SET EXERCISE: Reproduce the material in full, exactly as written.
· · · · · · ·
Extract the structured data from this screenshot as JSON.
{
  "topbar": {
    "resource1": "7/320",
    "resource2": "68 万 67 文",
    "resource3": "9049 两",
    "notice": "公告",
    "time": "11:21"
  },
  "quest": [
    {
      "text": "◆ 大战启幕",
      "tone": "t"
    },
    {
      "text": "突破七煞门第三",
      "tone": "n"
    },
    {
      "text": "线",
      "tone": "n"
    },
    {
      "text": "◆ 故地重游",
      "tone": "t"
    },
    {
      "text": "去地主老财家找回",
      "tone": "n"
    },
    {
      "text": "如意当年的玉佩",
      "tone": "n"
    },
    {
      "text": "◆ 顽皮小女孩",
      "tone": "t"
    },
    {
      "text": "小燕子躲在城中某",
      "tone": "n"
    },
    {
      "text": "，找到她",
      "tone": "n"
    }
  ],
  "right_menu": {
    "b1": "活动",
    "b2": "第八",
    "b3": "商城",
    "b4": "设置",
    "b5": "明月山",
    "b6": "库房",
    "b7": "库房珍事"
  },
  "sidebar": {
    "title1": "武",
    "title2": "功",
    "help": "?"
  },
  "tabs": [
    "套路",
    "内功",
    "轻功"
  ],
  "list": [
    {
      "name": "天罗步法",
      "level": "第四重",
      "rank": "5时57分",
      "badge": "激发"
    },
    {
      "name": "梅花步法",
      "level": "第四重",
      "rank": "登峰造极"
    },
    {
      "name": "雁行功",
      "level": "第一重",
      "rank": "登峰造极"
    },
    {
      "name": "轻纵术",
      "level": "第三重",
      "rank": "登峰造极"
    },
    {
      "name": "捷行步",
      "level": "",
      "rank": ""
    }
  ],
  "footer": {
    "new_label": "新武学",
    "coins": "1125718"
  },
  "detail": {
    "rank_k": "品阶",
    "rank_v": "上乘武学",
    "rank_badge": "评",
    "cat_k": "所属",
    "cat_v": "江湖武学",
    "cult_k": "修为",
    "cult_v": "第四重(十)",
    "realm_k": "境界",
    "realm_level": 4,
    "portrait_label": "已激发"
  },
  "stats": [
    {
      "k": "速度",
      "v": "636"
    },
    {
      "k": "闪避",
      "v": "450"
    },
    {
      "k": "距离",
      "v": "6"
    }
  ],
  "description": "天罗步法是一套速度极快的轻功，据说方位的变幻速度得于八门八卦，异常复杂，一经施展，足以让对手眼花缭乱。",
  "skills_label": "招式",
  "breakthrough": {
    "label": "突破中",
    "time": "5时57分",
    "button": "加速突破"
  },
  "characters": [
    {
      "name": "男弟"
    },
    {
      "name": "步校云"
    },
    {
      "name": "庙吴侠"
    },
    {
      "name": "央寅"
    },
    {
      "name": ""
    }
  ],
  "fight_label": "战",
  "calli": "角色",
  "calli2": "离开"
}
· · · · · · ·
EXPECTED OUTPUT:
Extract the structured data from this screenshot as JSON.
{
  "topbar": {
    "resource1": "7/320",
    "resource2": "68 万 67 文",
    "resource3": "9049 两",
    "notice": "公告",
    "time": "11:21"
  },
  "quest": [
    {
      "text": "◆ 大战启幕",
      "tone": "t"
    },
    {
      "text": "突破七煞门第三",
      "tone": "n"
    },
    {
      "text": "线",
      "tone": "n"
    },
    {
      "text": "◆ 故地重游",
      "tone": "t"
    },
    {
      "text": "去地主老财家找回",
      "tone": "n"
    },
    {
      "text": "如意当年的玉佩",
      "tone": "n"
    },
    {
      "text": "◆ 顽皮小女孩",
      "tone": "t"
    },
    {
      "text": "小燕子躲在城中某",
      "tone": "n"
    },
    {
      "text": "，找到她",
      "tone": "n"
    }
  ],
  "right_menu": {
    "b1": "活动",
    "b2": "第八",
    "b3": "商城",
    "b4": "设置",
    "b5": "明月山",
    "b6": "库房",
    "b7": "库房珍事"
  },
  "sidebar": {
    "title1": "武",
    "title2": "功",
    "help": "?"
  },
  "tabs": [
    "套路",
    "内功",
    "轻功"
  ],
  "list": [
    {
      "name": "天罗步法",
      "level": "第四重",
      "rank": "5时57分",
      "badge": "激发"
    },
    {
      "name": "梅花步法",
      "level": "第四重",
      "rank": "登峰造极"
    },
    {
      "name": "雁行功",
      "level": "第一重",
      "rank": "登峰造极"
    },
    {
      "name": "轻纵术",
      "level": "第三重",
      "rank": "登峰造极"
    },
    {
      "name": "捷行步",
      "level": "",
      "rank": ""
    }
  ],
  "footer": {
    "new_label": "新武学",
    "coins": "1125718"
  },
  "detail": {
    "rank_k": "品阶",
    "rank_v": "上乘武学",
    "rank_badge": "评",
    "cat_k": "所属",
    "cat_v": "江湖武学",
    "cult_k": "修为",
    "cult_v": "第四重(十)",
    "realm_k": "境界",
    "realm_level": 4,
    "portrait_label": "已激发"
  },
  "stats": [
    {
      "k": "速度",
      "v": "636"
    },
    {
      "k": "闪避",
      "v": "450"
    },
    {
      "k": "距离",
      "v": "6"
    }
  ],
  "description": "天罗步法是一套速度极快的轻功，据说方位的变幻速度得于八门八卦，异常复杂，一经施展，足以让对手眼花缭乱。",
  "skills_label": "招式",
  "breakthrough": {
    "label": "突破中",
    "time": "5时57分",
    "button": "加速突破"
  },
  "characters": [
    {
      "name": "男弟"
    },
    {
      "name": "步校云"
    },
    {
      "name": "庙吴侠"
    },
    {
      "name": "央寅"
    },
    {
      "name": ""
    }
  ],
  "fight_label": "战",
  "calli": "角色",
  "calli2": "离开"
}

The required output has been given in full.